Source text ->
○ ○ ○

Joppe · 14/11/2007 20:37

In dd's class there are non-identical twin boys who look alike a lot. She finds it difficult to keep them apart (but she seems to like them both and has recently said that she wants to go to their house, so I'll invite them first). Different hairstyles sounds like a good idea. My dd went to a smallish nursery first, and they had a very nice habit of starting the day with circle time and saying xxx came to school today, yyy came to school today going around the circle while clapping hands in rhythem, which I thought was a nice way to make sure that they all knew who was who. When she moved to the nursery attached to her school, it was left up to her to figure out the names of the other children, and it took quite a while. Maybe you could talk to the teachers about finding a way of making sure that all the children know each other's names? I'm sure it would benefit them all.

○ ○ ○

Stored data ->

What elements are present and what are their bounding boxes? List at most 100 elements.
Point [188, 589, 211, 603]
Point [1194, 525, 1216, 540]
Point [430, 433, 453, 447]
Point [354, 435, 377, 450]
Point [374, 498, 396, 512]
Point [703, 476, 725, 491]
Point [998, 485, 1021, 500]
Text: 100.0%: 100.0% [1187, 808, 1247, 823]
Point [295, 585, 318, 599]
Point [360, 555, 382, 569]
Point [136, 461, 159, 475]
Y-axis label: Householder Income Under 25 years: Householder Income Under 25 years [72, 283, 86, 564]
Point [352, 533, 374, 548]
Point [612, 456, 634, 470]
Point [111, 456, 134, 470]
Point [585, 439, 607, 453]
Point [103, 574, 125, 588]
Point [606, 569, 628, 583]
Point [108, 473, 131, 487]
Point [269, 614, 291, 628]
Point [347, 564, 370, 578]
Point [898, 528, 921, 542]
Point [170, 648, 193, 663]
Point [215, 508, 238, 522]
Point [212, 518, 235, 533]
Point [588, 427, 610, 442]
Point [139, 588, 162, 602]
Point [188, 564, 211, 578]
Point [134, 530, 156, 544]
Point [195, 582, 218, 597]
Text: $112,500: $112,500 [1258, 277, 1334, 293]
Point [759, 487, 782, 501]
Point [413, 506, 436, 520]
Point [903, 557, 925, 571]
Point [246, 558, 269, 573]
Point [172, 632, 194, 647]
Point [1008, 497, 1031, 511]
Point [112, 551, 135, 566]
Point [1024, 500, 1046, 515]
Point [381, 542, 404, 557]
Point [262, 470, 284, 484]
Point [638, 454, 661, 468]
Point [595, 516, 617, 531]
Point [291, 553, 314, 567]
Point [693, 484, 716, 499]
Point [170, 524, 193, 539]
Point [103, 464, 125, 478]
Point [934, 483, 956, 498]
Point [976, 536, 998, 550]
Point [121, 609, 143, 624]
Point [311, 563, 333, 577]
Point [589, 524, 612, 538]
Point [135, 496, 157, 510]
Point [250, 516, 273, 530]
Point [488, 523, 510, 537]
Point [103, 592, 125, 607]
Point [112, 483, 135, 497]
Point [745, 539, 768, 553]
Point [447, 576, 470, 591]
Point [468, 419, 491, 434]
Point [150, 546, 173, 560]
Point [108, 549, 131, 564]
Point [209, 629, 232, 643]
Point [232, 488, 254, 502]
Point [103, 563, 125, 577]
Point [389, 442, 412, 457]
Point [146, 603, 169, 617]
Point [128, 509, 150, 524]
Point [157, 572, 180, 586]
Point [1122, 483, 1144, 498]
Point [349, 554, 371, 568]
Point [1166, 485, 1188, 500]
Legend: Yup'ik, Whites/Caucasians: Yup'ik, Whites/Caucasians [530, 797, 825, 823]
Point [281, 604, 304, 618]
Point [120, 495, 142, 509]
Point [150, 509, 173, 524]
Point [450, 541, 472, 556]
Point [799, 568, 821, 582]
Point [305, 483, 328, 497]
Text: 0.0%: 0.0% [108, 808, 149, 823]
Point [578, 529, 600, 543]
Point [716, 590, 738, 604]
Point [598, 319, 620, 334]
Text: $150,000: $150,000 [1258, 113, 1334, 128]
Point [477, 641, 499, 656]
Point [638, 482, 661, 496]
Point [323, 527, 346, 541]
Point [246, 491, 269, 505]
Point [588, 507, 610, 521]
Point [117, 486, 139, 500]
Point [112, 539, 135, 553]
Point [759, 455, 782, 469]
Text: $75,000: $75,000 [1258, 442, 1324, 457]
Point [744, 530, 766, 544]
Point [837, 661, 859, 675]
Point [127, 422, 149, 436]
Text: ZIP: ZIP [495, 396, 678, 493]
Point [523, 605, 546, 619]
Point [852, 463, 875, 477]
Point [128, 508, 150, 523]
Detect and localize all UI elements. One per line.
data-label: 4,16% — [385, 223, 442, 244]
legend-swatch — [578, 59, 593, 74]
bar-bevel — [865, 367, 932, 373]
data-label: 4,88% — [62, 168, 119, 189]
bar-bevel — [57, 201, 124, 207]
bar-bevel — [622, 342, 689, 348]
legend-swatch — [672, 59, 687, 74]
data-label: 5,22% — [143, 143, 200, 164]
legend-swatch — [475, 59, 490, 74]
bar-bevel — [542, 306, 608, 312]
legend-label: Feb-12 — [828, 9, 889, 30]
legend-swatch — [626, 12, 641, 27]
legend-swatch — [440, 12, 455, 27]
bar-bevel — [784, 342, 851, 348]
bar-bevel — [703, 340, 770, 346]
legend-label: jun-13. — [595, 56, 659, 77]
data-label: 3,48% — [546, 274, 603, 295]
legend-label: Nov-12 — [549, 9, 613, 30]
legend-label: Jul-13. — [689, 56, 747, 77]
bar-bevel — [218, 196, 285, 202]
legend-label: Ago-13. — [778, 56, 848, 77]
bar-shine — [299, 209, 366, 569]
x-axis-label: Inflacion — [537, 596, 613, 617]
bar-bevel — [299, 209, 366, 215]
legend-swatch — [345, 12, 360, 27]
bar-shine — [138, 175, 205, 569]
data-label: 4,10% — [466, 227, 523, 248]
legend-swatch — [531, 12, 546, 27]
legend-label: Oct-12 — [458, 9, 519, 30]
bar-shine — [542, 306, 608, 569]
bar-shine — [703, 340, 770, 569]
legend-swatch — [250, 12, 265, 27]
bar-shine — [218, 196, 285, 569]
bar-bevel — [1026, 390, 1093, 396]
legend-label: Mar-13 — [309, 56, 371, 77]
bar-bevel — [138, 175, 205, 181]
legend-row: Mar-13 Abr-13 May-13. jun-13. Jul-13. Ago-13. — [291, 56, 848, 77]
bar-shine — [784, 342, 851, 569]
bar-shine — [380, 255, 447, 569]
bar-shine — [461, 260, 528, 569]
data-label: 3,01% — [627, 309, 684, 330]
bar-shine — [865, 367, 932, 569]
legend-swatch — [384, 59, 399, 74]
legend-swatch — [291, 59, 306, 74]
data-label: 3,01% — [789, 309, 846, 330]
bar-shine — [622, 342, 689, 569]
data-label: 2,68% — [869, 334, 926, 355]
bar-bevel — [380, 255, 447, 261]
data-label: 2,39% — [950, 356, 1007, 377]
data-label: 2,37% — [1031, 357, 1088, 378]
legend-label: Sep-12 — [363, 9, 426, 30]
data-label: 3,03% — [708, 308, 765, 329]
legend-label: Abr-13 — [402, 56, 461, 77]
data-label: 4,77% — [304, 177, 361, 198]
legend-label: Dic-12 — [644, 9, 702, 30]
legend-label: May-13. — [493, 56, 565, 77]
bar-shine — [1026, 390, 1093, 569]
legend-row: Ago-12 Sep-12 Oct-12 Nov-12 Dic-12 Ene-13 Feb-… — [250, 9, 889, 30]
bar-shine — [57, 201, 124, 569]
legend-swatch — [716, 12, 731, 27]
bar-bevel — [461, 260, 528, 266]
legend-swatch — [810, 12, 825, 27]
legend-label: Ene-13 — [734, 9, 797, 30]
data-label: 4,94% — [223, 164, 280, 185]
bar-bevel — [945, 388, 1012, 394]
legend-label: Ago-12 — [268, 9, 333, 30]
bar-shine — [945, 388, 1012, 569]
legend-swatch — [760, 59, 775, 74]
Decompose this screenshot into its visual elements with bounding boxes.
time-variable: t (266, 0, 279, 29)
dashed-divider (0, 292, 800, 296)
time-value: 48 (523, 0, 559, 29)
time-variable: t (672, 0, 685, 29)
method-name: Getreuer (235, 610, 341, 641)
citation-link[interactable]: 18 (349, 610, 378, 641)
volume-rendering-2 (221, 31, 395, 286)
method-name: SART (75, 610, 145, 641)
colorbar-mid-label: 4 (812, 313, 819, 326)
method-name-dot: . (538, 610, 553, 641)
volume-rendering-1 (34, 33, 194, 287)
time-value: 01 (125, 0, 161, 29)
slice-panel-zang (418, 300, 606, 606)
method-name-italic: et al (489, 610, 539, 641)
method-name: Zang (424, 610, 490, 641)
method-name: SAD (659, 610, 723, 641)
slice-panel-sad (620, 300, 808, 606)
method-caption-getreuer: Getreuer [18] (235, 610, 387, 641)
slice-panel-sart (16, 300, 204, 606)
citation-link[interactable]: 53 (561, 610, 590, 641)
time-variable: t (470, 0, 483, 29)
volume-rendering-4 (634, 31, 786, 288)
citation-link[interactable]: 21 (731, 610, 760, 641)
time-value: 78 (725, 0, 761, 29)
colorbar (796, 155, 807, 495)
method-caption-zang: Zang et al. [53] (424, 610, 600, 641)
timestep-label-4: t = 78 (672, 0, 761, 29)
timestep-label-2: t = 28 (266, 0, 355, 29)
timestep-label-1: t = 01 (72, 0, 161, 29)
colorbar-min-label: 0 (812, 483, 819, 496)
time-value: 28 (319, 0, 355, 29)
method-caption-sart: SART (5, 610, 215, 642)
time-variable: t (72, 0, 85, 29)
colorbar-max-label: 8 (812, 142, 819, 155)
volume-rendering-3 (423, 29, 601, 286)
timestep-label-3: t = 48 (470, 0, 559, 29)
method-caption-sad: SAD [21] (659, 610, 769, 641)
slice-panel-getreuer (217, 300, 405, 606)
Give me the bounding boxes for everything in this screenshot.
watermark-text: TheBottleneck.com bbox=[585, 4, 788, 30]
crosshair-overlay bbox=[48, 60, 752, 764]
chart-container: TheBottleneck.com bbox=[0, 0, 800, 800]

○ ○ ○

What this task involves -> Reproduce word for word the stretch of the post about telling classmates apart that opens with the words "In dd's class" and closes with "benefit them all.".

Solution below ->
In dd's class there are non-identical twin boys who look alike a lot. She finds it difficult to keep them apart (but she seems to like them both and has recently said that she wants to go to their house, so I'll invite them first). Different hairstyles sounds like a good idea. My dd went to a smallish nursery first, and they had a very nice habit of starting the day with circle time and saying xxx came to school today, yyy came to school today going around the circle while clapping hands in rhythem, which I thought was a nice way to make sure that they all knew who was who. When she moved to the nursery attached to her school, it was left up to her to figure out the names of the other children, and it took quite a while. Maybe you could talk to the teachers about finding a way of making sure that all the children know each other's names? I'm sure it would benefit them all.